** Work to be completed **
Return the lines below that carry the word "View".

··· Task inputs

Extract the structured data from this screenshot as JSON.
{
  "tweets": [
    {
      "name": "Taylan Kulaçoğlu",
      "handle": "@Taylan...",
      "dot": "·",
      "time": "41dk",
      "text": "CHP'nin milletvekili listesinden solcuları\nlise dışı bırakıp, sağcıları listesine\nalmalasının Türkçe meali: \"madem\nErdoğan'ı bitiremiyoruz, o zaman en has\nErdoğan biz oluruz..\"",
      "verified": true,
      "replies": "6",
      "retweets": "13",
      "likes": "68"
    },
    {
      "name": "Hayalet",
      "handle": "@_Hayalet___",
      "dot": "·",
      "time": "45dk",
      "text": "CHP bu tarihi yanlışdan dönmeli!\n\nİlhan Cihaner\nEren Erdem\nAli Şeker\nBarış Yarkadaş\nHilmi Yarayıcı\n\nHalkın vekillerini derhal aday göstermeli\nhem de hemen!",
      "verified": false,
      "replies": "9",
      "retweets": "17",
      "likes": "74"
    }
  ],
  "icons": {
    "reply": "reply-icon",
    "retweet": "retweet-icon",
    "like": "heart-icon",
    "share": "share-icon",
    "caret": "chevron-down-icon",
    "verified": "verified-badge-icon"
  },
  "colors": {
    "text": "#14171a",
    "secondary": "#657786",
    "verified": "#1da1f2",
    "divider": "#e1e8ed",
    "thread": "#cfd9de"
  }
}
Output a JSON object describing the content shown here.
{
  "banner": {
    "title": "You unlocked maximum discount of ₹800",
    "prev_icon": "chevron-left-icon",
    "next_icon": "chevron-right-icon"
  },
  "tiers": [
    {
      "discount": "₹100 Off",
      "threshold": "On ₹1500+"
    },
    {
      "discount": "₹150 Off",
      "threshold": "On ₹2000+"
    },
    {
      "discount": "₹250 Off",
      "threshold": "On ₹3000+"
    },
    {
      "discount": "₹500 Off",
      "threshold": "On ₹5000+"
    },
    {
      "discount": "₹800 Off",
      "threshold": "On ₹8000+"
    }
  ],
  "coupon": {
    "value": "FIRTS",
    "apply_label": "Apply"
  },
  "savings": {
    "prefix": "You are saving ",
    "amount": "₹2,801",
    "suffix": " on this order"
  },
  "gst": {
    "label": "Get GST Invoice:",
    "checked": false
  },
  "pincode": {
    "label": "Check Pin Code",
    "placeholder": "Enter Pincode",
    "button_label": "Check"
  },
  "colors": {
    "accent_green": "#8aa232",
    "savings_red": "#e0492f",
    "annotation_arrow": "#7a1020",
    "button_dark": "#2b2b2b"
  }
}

······
··· Task inputs

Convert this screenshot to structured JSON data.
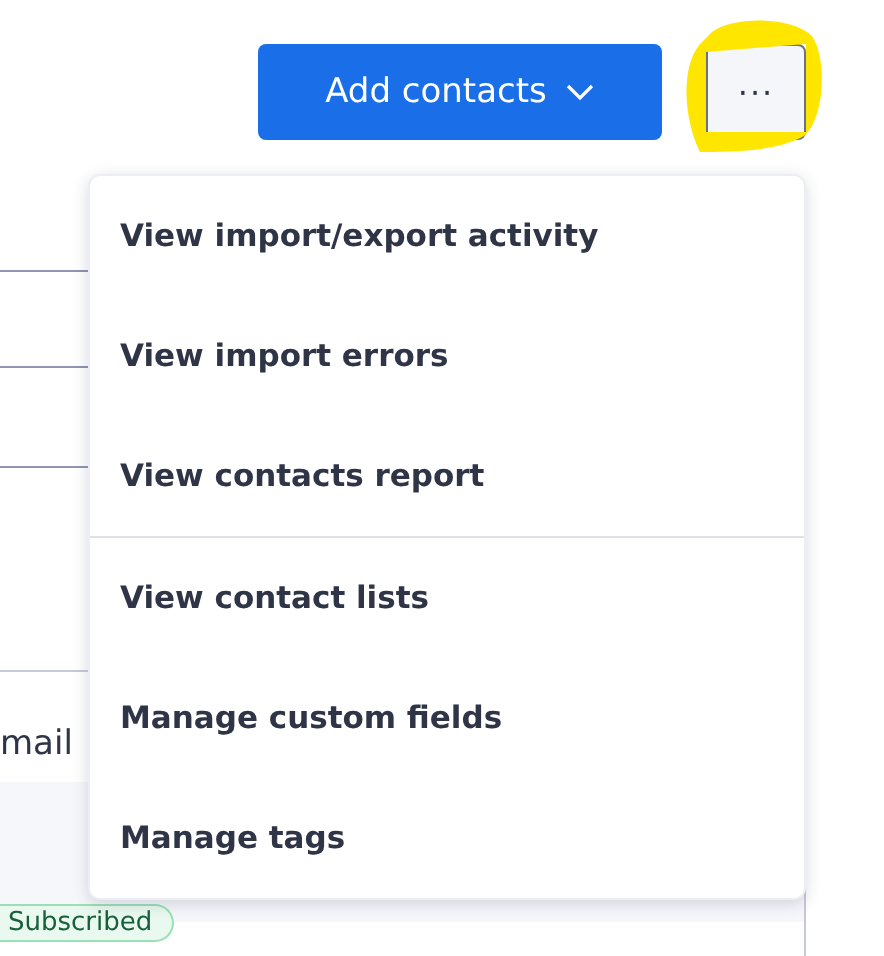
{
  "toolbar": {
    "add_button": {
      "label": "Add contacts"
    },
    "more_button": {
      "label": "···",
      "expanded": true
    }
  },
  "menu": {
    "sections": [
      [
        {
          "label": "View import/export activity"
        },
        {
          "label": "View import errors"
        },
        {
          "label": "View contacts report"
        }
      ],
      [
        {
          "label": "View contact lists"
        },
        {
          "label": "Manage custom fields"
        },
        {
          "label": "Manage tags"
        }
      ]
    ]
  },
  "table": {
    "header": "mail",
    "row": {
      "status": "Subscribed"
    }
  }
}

······

** Response for this exercise **
          "label": "View import/export activity"
          "label": "View import errors"
          "label": "View contacts report"
          "label": "View contact lists"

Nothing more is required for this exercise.